* **Exercise prompt**
Work out how many lines have "this" in them. Give only that number.
------ Records ------
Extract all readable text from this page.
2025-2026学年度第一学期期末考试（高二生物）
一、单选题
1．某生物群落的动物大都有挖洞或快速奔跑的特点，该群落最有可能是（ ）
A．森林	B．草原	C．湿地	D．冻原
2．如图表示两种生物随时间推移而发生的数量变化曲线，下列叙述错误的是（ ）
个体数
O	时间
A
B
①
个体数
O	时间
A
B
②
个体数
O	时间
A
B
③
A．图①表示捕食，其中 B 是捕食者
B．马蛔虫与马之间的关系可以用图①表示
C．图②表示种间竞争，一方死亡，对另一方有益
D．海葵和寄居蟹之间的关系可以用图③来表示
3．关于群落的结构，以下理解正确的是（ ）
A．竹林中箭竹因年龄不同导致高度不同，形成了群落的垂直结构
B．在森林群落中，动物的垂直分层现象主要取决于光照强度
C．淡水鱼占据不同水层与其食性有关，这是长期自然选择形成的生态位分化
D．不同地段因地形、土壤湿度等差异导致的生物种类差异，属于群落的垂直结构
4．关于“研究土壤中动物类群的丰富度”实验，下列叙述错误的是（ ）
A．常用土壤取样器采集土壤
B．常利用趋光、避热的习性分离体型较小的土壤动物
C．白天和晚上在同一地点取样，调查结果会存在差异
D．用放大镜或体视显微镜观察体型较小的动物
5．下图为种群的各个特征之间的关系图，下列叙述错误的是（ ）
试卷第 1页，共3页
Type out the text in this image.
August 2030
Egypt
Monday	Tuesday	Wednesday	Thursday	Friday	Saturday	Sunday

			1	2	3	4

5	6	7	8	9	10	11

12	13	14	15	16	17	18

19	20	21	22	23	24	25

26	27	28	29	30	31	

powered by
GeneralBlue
------
* **Task response**
2